Thursday, March 31, 2011

The Three Laws of Batteries (and a Bonus Zeroth Law)

The Three Laws of Batteries (and a Bonus Zeroth Law): "

Any field has to have laws that define it. Some of these will be real laws (think laws of thermodynamics or Newton’s laws) while others will be correlations that are not fundamentally true, but are true enough (think Tom Friedman’s First law of Petropolitics or Moore’s Law, or the ever popular Murphy’s law). Still others are laws that don’t (yet) have any practical use (like Issac Asimov’s Three laws of Robotics).


Suffice to say, you will need a few laws for batteries. Batteries are governed by the laws of thermodynamics and are made more complex by kinetics and transport. So any fundamental laws that define batteries are only derivatives of the laws in these other areas.


So instead of focusing on anything fundamental, I’ve decided to list my own laws of batteries that are observations on how batteries operate.


Here are my three laws for batteries. I will explain each as we go forward, and I have the bonus Zeroth law in the end, so stick around.


First law. In any battery, energy and power will play against each other; increasing one will lead to the loss of the other.


Second law. Any battery that is widely commercialized will operate at a voltage higher than its thermodynamic stability window.


Third law. Of the four metrics batteries are graded on for a given application (i.e., performance, cost, life, and safety), typically, only two can be simultaneously achieved. If the battery is designed to also perform satisfactorily on a third metric, it will fail spectacularly on the fourth.


Before I explain these laws, I should point out that some of the concepts in this blog post are based on previous posts have I made in my blog, This Week in Batteries. Click on the links to read the background.


The First Law


Let’s start with the first law, which states: In any battery, energy and power will play against each other; increasing one will lead to the loss of the other.


When a battery veteran gives an overview talk, there’s a customary slide that has to be shown; this plots specific energy on the x-axis and specific power on the y-axis. (Some flip this, but it is probably better to use the independent variable in the x-axis.) This is called a Ragone plot.


The picture below is an example of a Ragone plot.



Before we get to the law, it’s probably best that we understand the difference between energy and power. I find people use the two interchangeably. For example, they’ll say “my mobile phone lasts only 1 hour. I need a more powerful battery”. What they really mean is they need a battery with more energy.

Exercise requirements →
1. In the text on the laws of batteries, swap "spectacularly" for "dramatically" and write out the passage between "First law. In" and "read the background.", inclusive.
2. According to the text on the laws of batteries, what is the plot of specific energy against specific power called?
3. Take the text on the laws of batteries further, picking up right after its last sentence.
The items have nothing to do with this.

Element box records:
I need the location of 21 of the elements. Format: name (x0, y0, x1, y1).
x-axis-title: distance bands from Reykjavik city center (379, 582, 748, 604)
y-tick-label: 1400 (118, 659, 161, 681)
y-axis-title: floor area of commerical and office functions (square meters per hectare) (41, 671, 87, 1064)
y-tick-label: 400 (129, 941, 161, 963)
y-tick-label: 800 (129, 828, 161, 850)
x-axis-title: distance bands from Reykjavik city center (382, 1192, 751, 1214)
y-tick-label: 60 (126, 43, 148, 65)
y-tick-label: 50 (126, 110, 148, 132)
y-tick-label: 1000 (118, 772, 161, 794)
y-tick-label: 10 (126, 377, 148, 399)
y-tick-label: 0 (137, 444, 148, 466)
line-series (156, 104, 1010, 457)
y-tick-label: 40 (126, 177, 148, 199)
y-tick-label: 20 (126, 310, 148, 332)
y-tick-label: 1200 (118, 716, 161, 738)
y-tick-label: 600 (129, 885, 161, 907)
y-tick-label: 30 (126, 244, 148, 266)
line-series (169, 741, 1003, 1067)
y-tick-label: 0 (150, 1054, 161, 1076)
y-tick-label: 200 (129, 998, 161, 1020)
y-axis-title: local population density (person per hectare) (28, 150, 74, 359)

==

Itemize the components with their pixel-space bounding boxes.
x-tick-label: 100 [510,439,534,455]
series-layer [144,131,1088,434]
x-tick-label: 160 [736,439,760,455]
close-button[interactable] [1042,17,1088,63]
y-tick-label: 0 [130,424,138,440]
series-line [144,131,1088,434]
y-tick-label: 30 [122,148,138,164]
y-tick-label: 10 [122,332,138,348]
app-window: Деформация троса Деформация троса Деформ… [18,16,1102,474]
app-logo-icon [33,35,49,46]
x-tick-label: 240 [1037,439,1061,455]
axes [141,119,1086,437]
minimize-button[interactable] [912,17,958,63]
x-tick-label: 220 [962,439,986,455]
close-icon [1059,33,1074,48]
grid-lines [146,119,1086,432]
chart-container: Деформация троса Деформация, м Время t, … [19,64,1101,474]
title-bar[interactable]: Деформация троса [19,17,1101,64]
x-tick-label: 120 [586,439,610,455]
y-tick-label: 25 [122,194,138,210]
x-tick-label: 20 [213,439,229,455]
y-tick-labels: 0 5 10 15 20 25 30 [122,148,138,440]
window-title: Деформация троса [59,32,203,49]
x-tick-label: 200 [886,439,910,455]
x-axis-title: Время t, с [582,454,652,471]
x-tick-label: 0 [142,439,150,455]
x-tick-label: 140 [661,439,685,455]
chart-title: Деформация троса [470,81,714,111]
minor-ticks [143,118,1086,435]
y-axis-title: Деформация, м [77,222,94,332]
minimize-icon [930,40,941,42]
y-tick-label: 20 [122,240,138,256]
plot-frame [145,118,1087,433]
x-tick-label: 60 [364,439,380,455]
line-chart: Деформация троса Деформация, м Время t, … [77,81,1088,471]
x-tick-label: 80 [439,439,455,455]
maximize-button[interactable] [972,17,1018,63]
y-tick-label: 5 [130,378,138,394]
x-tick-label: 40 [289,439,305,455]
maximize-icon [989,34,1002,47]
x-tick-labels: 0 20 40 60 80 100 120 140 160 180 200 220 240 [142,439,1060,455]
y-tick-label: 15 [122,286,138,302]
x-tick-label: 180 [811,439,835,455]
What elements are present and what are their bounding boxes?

---

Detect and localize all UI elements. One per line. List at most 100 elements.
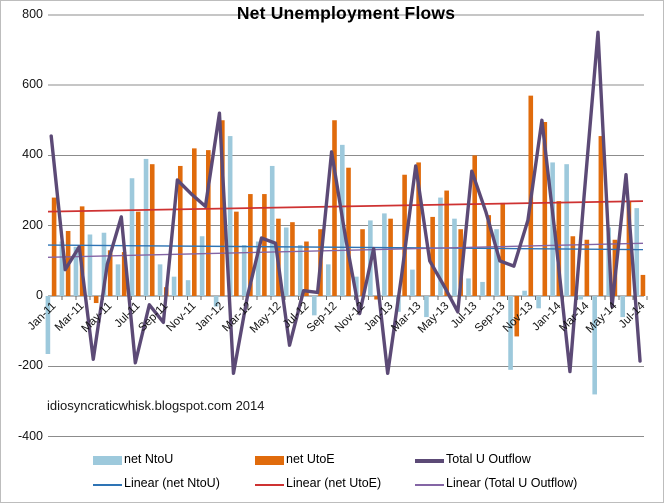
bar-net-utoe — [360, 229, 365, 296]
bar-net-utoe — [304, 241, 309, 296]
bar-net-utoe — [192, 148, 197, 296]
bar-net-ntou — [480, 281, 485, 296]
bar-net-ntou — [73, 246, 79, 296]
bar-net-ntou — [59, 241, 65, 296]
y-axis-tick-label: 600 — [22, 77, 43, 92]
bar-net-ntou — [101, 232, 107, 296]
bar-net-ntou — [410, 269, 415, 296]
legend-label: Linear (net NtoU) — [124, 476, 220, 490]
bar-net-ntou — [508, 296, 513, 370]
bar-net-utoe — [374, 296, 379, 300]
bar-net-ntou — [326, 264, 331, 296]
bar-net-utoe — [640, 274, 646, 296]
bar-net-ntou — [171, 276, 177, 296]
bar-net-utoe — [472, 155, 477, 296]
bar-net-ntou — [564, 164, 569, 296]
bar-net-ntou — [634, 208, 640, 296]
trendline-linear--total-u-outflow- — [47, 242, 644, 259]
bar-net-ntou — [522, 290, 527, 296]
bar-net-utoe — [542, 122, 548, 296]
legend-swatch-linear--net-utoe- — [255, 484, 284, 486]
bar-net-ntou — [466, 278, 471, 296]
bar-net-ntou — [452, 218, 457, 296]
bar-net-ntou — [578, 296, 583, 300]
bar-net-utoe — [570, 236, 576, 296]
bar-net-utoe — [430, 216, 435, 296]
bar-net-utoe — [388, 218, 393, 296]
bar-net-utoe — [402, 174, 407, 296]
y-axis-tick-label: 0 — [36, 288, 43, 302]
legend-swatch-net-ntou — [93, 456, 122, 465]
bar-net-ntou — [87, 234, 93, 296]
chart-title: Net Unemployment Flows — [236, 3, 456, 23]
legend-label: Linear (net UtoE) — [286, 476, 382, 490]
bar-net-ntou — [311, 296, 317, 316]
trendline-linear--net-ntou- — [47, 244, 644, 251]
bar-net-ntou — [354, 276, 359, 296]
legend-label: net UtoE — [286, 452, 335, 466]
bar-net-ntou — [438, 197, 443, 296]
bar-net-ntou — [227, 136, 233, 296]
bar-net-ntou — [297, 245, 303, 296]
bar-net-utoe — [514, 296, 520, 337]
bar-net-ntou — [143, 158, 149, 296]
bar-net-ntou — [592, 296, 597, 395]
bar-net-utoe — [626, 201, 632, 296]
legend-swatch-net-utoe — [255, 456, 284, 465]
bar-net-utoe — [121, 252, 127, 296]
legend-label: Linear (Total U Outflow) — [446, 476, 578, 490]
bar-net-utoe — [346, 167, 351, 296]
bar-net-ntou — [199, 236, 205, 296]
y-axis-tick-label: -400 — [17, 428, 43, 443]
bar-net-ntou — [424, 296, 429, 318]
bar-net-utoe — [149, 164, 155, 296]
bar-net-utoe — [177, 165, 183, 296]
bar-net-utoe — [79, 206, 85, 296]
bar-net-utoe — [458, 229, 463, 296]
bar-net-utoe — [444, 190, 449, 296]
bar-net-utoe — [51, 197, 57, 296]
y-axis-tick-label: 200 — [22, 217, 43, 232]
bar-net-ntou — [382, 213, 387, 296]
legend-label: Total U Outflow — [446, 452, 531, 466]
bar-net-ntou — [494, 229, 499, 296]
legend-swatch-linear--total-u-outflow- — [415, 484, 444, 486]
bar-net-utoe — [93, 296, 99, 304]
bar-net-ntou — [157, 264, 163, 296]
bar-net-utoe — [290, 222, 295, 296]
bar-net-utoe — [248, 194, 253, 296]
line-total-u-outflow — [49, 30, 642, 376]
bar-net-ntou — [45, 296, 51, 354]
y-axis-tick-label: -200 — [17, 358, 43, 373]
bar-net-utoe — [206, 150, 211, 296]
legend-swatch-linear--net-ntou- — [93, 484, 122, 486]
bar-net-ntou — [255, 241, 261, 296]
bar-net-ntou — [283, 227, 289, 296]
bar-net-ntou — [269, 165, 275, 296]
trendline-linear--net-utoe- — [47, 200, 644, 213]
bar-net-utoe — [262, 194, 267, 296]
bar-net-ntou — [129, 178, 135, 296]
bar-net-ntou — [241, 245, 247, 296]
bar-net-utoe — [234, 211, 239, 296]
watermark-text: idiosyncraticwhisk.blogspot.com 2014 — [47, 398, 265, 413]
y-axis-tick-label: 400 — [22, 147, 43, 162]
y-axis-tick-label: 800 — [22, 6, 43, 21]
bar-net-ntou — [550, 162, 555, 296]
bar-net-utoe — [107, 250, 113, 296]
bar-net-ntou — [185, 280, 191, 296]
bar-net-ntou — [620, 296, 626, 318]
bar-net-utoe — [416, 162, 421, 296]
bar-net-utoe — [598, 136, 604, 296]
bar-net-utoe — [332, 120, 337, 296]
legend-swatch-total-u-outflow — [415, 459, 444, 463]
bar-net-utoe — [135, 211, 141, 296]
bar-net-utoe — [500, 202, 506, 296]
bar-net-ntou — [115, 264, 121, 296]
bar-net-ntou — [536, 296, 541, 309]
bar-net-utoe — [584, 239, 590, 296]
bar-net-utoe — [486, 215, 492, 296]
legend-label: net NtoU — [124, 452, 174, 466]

Outputs →
1.
First law. In any battery, energy and power will play against each other; increasing one will lead to the loss of the other.


Second law. Any battery that is widely commercialized will operate at a voltage higher than its thermodynamic stability window.


Third law. Of the four metrics batteries are graded on for a given application (i.e., performance, cost, life, and safety), typically, only two can be simultaneously achieved. If the battery is designed to also perform satisfactorily on a third metric, it will fail dramatically on the fourth.


Before I explain these laws, I should point out that some of the concepts in this blog post are based on previous posts have I made in my blog, This Week in Batteries. Click on the links to read the background.

2. A Ragone plot.

3.
Power, on the other hand, is how quickly you use the energy.


Here’s one way to remember the difference: If you own an electric car (you probably don’t, but use your imagination), then having more energy means you can drive more miles before you have to recharge. Having more power means you can accelerate faster from, say, 0 to 60 mph.


So a Ragone plot captures how much energy the battery can give you at the power at which we use the energy.


Just so you know, the ratio of energy to power is the time of discharge of the battery. These are the diagonal lines you see in the figure.


What the first law states is that if you try to get the energy out quickly (at high power), then the energy will be lower than if you ask for the energy to come out slowly (at low power).


The reason for this is rooted in the losses inherent in a battery. When the power increases, the losses increase, and this in turn decreases the “effective” voltage of the battery. The lower the voltage is, the lower the energy.


Hence the law that states that energy and power will play against each other.


But why is this the first law?


It’s because any battery design starts with understanding what the time of discharge requirements are. If you have a mobile phone, then you may say it’s three-hour continuous operation. If you need to use it in your Prius, you may come up with 10 seconds.


Once this is defined, a battery engineer can design the system around this requirement. In a mobile phone, the power requirement is minimal, so you find a way to get as much energy as you can in a small package. In a Prius, your need a lot of power to get the car moving, so you’ll need to maximize the power.


Battery design is so rooted in this concept that the energy-power interplay is, in my mind, the first law of batteries.


The Second Law


On to the second law, which states: Any battery that is widely commercialized will operate at a voltage higher than its thermodynamic stability window.


Anyone who has worked on batteries will have, at some point in their career, experienced what alcoholics refer to as a moment of clarity (to quote Samuel L. Jackson in Pulp Fiction). The epiphany is that every battery we know of exists because of a freak of nature. For me, the realization came when I was thinking about the Ni-MH battery, but a more glaring example is the lead-acid battery.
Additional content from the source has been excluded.